(Stored data entries)
***

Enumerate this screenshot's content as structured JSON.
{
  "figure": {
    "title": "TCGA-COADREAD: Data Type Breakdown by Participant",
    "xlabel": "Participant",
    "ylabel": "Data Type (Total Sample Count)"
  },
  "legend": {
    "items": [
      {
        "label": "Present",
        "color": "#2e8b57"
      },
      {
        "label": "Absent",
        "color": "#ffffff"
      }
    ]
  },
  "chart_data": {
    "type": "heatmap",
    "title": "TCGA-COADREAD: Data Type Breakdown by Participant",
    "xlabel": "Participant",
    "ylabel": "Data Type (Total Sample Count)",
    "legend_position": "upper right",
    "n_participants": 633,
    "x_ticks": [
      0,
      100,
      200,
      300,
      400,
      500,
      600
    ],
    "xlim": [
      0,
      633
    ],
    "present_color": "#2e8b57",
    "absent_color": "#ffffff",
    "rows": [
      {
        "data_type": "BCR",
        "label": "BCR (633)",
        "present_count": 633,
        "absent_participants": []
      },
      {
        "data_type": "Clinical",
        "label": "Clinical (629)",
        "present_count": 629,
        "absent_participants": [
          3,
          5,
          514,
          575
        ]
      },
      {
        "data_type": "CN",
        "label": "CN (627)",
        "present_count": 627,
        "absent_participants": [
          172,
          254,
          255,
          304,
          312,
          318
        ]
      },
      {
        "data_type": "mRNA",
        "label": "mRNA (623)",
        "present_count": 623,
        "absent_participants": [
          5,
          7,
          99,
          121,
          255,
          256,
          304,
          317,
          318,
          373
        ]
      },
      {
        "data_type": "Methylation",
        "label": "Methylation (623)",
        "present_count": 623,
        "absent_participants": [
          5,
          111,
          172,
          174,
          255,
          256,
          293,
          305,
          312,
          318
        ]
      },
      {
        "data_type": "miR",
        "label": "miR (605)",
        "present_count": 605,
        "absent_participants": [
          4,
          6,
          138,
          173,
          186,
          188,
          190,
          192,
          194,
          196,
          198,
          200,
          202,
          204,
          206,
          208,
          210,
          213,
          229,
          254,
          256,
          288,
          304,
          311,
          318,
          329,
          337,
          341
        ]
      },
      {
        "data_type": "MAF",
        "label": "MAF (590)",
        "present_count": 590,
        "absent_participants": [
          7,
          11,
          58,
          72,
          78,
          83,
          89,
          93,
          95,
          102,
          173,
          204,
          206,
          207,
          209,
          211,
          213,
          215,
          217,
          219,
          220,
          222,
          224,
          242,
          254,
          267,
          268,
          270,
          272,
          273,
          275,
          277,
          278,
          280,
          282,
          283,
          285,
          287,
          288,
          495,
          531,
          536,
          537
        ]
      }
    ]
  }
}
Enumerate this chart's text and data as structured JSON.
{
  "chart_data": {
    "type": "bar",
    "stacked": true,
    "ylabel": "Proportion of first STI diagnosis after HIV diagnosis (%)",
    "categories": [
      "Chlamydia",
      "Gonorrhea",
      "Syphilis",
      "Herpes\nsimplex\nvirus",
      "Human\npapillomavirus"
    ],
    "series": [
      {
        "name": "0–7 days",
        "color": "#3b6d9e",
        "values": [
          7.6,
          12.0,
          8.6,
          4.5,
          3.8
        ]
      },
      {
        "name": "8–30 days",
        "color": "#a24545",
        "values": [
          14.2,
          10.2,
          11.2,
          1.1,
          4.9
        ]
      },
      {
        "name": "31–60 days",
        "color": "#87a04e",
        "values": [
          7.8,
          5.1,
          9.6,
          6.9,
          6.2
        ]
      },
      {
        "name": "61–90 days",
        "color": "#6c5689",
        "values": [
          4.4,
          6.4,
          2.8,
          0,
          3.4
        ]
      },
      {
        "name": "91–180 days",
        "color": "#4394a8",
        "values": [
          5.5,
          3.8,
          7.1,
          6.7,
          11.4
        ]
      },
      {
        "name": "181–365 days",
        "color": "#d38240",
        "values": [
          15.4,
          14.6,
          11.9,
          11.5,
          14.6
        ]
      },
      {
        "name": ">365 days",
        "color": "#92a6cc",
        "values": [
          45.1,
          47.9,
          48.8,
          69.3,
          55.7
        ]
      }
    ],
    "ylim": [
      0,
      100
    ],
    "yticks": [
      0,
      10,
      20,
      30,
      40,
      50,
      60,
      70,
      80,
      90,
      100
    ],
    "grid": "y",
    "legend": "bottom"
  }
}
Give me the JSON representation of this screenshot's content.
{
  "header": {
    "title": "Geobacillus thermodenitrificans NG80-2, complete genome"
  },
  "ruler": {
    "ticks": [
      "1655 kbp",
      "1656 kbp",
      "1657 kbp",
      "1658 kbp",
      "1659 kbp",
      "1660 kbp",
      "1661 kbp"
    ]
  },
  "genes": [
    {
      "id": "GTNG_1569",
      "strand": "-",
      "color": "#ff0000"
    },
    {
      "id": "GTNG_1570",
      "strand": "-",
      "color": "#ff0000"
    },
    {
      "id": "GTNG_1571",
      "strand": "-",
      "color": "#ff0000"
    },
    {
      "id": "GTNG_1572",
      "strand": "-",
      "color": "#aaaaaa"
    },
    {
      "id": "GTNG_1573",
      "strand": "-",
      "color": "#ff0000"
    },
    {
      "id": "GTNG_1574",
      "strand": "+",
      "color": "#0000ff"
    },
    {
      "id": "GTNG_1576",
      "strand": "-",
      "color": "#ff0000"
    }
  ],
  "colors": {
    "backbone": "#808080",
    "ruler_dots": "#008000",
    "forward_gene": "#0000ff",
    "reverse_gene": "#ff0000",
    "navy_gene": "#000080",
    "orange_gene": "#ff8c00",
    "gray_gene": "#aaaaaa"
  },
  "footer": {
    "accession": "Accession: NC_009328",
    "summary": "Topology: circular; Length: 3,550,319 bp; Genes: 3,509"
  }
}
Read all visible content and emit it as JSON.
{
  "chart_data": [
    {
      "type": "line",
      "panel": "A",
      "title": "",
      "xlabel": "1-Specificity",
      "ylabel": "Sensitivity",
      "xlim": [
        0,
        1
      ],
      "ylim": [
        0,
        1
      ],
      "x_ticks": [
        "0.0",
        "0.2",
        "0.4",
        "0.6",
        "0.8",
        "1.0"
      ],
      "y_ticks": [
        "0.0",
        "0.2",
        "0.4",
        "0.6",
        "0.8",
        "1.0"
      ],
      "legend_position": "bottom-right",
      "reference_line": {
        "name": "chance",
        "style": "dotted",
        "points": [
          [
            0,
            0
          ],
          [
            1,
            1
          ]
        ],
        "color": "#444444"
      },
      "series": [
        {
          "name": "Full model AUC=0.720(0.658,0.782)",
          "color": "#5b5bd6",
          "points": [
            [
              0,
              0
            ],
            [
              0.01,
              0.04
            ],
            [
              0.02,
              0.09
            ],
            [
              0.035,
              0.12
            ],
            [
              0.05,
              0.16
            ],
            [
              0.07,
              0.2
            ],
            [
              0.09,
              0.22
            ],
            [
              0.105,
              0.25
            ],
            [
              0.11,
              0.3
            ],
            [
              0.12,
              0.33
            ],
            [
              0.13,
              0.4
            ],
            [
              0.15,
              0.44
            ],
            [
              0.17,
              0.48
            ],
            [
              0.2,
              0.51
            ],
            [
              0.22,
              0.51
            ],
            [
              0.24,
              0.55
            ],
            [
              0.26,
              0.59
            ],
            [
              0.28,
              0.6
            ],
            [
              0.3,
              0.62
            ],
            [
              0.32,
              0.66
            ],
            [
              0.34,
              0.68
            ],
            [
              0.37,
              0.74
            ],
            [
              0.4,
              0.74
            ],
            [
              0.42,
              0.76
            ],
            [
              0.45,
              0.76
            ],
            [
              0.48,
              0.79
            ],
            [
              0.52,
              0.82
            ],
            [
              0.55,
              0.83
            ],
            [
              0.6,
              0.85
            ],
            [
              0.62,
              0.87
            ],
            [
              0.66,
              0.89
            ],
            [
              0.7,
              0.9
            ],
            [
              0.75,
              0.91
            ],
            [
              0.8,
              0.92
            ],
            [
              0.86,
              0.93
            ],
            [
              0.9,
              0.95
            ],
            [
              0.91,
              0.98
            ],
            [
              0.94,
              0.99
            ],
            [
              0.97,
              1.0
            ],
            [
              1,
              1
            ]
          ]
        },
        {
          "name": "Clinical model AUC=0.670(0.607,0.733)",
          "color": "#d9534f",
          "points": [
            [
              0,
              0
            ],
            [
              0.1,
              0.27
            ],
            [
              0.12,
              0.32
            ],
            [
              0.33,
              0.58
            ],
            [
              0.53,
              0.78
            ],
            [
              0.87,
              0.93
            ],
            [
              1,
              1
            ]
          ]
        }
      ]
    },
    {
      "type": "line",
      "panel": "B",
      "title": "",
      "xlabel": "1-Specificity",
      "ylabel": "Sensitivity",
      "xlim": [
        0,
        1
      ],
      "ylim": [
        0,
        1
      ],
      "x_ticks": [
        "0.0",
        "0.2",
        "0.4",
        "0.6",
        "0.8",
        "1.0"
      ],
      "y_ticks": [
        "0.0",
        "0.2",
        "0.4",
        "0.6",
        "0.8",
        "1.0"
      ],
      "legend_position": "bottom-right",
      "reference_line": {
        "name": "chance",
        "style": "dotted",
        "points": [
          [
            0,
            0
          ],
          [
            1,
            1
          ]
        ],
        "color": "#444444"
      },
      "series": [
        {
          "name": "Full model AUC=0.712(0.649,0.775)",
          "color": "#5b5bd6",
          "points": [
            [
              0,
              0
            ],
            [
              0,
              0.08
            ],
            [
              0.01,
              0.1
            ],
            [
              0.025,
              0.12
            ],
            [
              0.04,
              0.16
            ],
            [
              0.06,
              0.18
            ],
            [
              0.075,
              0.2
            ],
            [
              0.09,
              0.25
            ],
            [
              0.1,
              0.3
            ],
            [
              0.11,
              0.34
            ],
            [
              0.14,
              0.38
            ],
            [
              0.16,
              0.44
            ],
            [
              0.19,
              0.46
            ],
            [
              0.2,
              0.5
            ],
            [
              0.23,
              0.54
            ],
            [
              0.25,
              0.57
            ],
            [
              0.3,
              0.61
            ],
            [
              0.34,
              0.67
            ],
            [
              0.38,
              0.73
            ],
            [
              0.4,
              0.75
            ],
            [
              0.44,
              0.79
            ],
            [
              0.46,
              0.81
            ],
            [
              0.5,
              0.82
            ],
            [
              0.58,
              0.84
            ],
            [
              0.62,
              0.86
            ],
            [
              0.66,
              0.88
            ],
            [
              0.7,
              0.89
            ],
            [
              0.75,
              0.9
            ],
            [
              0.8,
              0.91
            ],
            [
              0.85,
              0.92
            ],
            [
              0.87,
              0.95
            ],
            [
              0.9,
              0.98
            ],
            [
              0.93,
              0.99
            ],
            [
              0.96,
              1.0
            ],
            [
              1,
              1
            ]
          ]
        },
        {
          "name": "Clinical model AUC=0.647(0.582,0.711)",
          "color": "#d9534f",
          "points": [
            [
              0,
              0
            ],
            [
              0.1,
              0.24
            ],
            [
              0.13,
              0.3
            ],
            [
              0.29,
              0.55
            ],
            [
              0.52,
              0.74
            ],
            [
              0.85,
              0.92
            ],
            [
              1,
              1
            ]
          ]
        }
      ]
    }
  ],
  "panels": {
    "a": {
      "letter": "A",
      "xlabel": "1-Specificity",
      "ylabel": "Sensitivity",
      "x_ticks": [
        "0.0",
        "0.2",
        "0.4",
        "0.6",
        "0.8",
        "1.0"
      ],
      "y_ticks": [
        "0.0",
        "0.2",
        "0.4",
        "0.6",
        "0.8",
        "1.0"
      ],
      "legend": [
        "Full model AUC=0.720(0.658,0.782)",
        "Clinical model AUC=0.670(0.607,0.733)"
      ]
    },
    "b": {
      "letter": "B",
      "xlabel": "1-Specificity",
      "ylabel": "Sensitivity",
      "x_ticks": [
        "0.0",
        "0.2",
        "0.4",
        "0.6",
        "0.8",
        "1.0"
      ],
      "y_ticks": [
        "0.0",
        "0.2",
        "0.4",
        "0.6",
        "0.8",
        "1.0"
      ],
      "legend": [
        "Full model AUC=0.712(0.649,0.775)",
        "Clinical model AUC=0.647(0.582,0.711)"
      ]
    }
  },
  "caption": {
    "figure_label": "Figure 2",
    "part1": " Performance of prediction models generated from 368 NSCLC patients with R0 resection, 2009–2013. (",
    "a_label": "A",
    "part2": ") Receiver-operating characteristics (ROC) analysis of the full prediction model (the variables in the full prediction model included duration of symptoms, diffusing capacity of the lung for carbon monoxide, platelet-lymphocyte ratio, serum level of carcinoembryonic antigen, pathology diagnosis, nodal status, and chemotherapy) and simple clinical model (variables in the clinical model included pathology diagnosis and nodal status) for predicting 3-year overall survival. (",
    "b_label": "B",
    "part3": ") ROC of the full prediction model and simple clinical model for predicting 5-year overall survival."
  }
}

***

### Try it
Using the records above, gather all lines where the string "overall" is present.

### Answer to this task
    "part2": ") Receiver-operating characteristics (ROC) analysis of the full prediction model (the variables in the full prediction model included duration of symptoms, diffusing capacity of the lung for carbon monoxide, platelet-lymphocyte ratio, serum level of carcinoembryonic antigen, pathology diagnosis, nodal status, and chemotherapy) and simple clinical model (variables in the clinical model included pathology diagnosis and nodal status) for predicting 3-year overall survival. (",
    "part3": ") ROC of the full prediction model and simple clinical model for predicting 5-year overall survival."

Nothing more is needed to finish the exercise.